DATA SUPPLIED:
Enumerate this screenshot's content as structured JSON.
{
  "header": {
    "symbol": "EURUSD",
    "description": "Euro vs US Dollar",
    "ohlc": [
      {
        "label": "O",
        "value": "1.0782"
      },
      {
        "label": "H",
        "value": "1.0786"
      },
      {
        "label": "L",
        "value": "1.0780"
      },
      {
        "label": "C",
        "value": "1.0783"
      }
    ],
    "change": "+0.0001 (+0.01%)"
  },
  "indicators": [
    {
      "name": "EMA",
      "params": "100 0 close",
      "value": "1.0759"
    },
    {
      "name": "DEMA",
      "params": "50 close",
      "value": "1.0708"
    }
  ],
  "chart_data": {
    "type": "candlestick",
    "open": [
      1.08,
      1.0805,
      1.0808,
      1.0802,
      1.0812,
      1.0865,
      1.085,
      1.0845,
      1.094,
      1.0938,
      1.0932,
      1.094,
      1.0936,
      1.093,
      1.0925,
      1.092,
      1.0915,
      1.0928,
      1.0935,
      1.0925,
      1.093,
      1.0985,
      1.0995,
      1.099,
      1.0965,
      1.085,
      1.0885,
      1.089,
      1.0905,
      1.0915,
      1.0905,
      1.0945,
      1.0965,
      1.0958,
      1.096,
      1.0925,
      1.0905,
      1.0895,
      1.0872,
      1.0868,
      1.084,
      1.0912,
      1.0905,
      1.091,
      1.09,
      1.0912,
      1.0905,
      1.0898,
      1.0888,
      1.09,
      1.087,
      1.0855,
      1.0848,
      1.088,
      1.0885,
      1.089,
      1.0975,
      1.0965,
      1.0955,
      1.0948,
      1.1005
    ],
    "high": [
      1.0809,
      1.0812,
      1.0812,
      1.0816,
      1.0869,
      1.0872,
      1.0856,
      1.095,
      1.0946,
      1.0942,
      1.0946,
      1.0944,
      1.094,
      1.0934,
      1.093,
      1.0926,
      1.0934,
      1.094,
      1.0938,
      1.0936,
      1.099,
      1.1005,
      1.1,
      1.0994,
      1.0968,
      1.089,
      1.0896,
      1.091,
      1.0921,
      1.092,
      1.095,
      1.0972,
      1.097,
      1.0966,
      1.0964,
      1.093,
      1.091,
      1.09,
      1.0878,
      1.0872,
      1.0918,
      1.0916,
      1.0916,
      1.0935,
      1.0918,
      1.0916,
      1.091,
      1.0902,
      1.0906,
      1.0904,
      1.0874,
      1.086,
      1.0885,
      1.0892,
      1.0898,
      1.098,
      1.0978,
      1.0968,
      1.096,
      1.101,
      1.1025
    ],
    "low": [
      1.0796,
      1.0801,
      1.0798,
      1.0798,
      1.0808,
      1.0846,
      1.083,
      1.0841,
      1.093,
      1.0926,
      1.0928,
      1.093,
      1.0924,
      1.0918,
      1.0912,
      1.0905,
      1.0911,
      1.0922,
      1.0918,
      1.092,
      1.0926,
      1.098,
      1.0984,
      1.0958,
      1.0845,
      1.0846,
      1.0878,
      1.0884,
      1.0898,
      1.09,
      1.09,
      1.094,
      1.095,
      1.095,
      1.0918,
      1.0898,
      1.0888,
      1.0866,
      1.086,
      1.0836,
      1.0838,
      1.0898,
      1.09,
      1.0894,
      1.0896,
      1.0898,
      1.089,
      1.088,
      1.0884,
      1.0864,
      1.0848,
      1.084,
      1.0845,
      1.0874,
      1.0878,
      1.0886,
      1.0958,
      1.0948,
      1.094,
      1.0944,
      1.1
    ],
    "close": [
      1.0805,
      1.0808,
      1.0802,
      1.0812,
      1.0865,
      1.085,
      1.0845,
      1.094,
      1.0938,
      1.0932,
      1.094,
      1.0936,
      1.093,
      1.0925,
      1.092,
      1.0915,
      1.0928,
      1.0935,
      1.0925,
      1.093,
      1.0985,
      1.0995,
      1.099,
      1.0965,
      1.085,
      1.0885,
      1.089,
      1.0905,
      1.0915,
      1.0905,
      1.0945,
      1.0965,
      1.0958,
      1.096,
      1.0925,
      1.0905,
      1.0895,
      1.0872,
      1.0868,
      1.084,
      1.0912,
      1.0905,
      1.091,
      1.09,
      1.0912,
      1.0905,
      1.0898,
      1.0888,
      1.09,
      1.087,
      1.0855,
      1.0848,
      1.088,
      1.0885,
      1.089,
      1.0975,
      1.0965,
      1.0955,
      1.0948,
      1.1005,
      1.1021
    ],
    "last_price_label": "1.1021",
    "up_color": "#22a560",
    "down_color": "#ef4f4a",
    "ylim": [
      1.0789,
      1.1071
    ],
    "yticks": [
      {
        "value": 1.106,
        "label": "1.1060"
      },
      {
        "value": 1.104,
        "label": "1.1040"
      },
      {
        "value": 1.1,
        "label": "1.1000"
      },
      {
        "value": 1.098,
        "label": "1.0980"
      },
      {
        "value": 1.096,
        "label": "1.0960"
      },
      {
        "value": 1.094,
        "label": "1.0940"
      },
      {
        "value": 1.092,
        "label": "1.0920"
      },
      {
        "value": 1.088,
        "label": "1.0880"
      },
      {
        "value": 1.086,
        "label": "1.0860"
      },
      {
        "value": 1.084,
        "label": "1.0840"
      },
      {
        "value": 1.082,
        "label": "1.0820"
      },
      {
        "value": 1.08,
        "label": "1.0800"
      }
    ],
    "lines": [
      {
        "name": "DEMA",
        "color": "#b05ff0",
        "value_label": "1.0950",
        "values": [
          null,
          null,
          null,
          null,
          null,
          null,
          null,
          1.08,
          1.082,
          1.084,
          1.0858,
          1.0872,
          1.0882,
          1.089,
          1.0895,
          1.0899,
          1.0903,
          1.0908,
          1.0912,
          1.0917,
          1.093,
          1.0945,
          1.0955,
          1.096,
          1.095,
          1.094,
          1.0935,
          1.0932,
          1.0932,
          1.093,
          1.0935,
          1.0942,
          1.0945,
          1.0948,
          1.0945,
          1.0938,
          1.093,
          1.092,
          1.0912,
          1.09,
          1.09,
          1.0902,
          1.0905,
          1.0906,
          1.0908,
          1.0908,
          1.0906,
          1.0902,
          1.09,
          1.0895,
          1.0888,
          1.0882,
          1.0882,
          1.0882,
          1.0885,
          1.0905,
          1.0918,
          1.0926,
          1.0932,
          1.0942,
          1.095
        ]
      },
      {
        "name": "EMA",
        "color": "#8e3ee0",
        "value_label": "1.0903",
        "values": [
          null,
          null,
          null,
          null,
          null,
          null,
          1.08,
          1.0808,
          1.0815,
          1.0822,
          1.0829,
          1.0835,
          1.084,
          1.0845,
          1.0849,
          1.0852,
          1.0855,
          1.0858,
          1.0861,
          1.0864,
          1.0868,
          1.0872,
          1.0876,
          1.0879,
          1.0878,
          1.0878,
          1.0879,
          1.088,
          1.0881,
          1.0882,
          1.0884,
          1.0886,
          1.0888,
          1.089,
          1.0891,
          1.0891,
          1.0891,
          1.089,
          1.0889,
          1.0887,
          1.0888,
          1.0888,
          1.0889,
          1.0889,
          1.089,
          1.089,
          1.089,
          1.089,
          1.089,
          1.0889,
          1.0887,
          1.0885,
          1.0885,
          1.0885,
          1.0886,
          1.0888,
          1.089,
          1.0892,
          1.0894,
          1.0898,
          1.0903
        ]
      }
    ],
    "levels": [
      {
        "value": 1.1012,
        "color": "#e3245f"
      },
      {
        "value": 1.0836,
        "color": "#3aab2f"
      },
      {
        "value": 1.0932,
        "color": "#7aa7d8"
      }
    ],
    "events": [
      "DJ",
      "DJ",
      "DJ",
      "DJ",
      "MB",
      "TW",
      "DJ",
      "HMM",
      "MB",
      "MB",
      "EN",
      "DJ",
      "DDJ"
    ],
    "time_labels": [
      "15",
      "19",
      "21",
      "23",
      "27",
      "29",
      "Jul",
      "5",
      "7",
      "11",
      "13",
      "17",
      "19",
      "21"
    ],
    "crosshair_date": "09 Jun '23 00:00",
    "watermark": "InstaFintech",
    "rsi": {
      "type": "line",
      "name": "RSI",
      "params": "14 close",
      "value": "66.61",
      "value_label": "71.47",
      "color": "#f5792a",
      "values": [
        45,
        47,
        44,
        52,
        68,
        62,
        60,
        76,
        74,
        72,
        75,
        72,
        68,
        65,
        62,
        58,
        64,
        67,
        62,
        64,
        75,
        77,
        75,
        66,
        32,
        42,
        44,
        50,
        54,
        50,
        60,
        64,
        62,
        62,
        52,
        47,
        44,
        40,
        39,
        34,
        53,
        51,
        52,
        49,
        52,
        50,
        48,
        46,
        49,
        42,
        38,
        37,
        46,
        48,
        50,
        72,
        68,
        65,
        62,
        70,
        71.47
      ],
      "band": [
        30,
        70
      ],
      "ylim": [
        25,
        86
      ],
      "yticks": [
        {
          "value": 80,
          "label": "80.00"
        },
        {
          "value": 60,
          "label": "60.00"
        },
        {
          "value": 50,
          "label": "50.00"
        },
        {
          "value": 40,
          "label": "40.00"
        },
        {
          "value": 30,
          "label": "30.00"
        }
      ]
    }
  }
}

DIRECTIONS: Go through the records and gather the lines that hold "params".

SOLUTION TO THIS EXERCISE:
      "params": "100 0 close",
      "params": "50 close",
      "params": "14 close",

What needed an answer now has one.